** start LISTING **
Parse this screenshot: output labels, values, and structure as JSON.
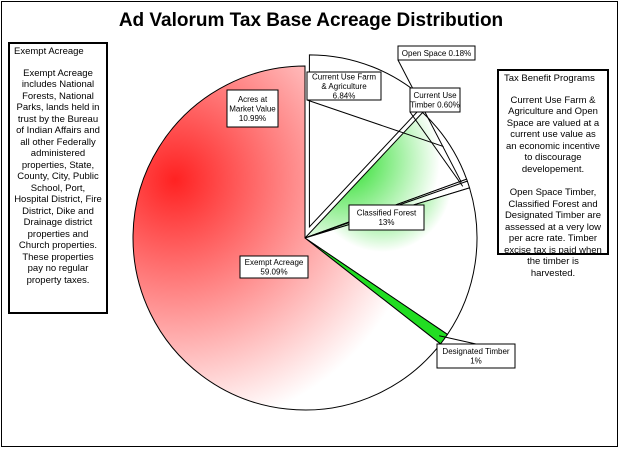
{
  "title": "Ad Valorum Tax Base Acreage Distribution",
  "left_box": {
    "heading": "Exempt Acreage",
    "body": "Exempt Acreage includes National Forests, National Parks, lands held in trust by the Bureau of Indian Affairs and all other Federally administered properties, State, County, City, Public School, Port, Hospital District, Fire District, Dike and Drainage district properties and Church properties. These properties pay no regular property taxes."
  },
  "right_box": {
    "heading": "Tax Benefit Programs",
    "paragraph1": "Current Use Farm & Agriculture and Open Space are valued at a current use value as an economic incentive to discourage developement.",
    "paragraph2": "Open Space Timber, Classified Forest and Designated Timber are assessed at a very low per acre rate. Timber excise tax is paid when the timber is harvested."
  },
  "chart_data": {
    "type": "pie",
    "title": "Ad Valorum Tax Base Acreage Distribution",
    "slices": [
      {
        "label_line1": "Acres at",
        "label_line2": "Market Value",
        "label_line3": "10.99%",
        "value": 10.99,
        "color": "#4466ee",
        "exploded": true
      },
      {
        "label_line1": "Current Use Farm",
        "label_line2": "& Agriculture",
        "label_line3": "6.84%",
        "value": 6.84,
        "color": "#22dd22"
      },
      {
        "label_line1": "Open Space 0.18%",
        "value": 0.18,
        "color": "#22dd22"
      },
      {
        "label_line1": "Current Use",
        "label_line2": "Timber 0.60%",
        "value": 0.6,
        "color": "#22dd22"
      },
      {
        "label_line1": "Classified Forest",
        "label_line2": "13%",
        "value": 13.0,
        "color": "#22dd22"
      },
      {
        "label_line1": "Designated Timber",
        "label_line2": "1%",
        "value": 1.0,
        "color": "#22dd22"
      },
      {
        "label_line1": "Exempt Acreage",
        "label_line2": "59.09%",
        "value": 59.09,
        "color": "#ee2222"
      }
    ]
  }
}
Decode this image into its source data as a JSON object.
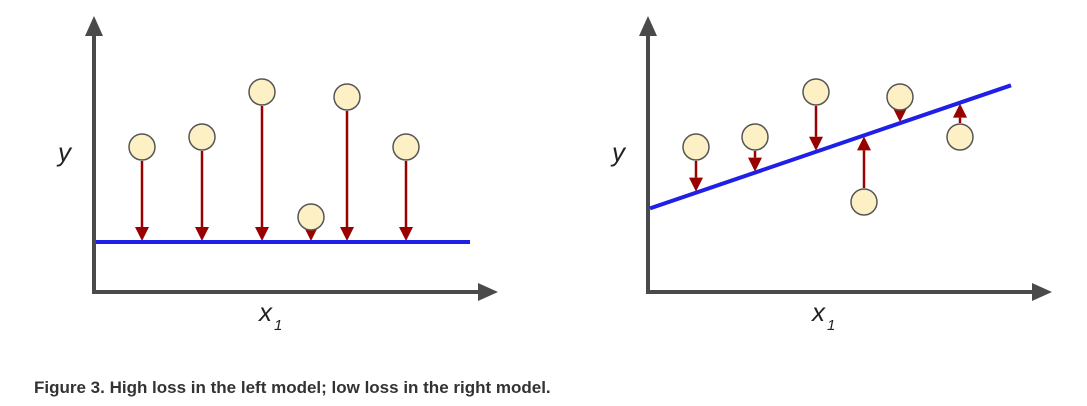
** end LISTING **
__TASK DETAILS__: Show the lines of the records that include the string "Exempt".

__WRITTEN RESPONSE__:
    "heading": "Exempt Acreage",
    "body": "Exempt Acreage includes National Forests, National Parks, lands held in trust by the Bureau of Indian Affairs and all other Federally administered properties, State, County, City, Public School, Port, Hospital District, Fire District, Dike and Drainage district properties and Church properties. These properties pay no regular property taxes."
        "label_line1": "Exempt Acreage",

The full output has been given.